[Rows start]

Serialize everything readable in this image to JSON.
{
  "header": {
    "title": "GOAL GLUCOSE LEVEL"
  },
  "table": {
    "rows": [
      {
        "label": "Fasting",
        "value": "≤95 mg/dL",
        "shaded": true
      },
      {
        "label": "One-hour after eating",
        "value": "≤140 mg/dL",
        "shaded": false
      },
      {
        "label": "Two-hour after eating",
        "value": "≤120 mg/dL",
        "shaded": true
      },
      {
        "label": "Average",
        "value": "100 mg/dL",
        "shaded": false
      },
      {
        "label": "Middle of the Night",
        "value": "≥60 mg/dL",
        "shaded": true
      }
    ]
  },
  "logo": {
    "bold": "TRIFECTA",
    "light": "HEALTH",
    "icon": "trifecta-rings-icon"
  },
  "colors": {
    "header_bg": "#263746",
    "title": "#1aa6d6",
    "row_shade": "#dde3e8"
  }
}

[Rows end]

▸ Exercise brief
For each line in the data above that contains the string "title", extract the line.

▸ Result for this exercise
    "title": "GOAL GLUCOSE LEVEL"
    "title": "#1aa6d6",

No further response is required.